** START OF Task data **

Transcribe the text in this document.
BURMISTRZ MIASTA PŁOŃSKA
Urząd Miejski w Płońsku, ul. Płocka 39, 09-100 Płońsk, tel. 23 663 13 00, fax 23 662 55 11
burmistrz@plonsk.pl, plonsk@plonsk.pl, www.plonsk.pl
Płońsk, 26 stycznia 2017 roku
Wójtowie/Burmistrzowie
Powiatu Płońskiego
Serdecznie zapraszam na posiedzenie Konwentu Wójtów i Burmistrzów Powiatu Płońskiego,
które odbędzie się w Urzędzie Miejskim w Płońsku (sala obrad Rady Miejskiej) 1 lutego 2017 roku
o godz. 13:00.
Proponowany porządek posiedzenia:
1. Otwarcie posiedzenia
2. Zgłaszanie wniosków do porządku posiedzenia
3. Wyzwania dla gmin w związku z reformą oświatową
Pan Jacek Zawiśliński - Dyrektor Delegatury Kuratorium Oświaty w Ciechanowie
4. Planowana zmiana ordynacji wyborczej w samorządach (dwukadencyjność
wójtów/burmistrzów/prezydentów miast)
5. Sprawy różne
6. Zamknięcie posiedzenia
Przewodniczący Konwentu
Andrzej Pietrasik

** END OF Task data **
** START OF Task data **

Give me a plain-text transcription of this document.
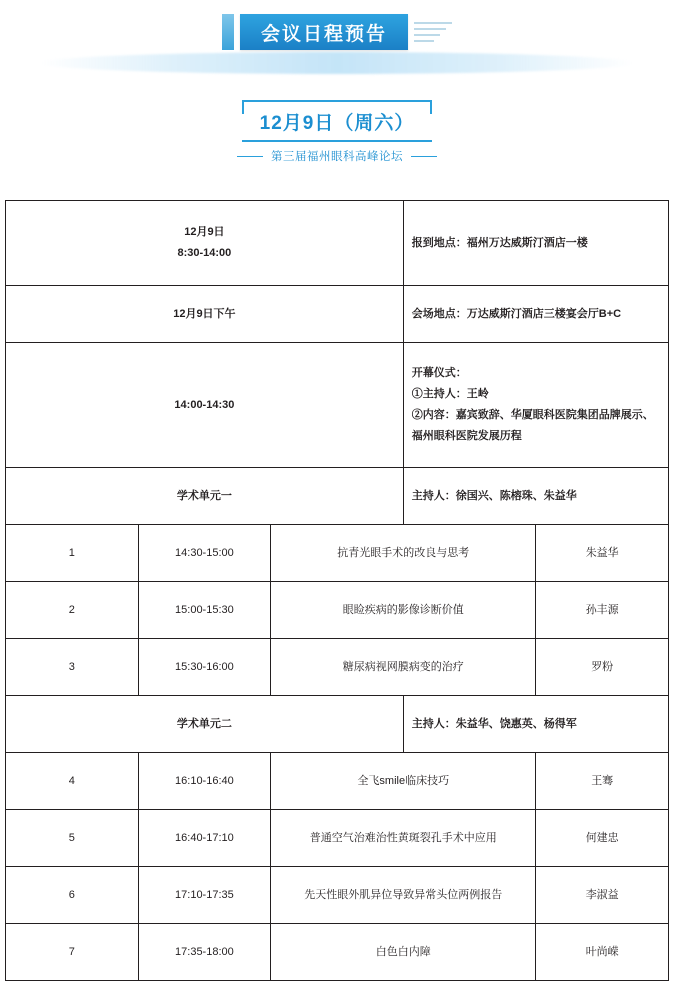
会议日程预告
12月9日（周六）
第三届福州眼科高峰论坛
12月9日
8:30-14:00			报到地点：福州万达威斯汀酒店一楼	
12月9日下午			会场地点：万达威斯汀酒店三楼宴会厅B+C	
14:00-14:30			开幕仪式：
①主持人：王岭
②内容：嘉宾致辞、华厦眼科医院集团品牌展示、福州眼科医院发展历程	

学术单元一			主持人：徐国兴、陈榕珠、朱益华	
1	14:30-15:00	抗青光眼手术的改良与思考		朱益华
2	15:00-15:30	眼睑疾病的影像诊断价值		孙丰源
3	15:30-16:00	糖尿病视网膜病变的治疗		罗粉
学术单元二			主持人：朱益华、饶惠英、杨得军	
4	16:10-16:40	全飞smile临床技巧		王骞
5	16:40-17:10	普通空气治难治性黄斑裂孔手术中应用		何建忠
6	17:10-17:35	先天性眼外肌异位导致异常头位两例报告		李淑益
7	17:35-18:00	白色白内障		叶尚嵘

** END OF Task data **

* Your goal: Find how many lines of the listing include the string "Powiatu" and give that number, nothing else.

* Output for this task: 2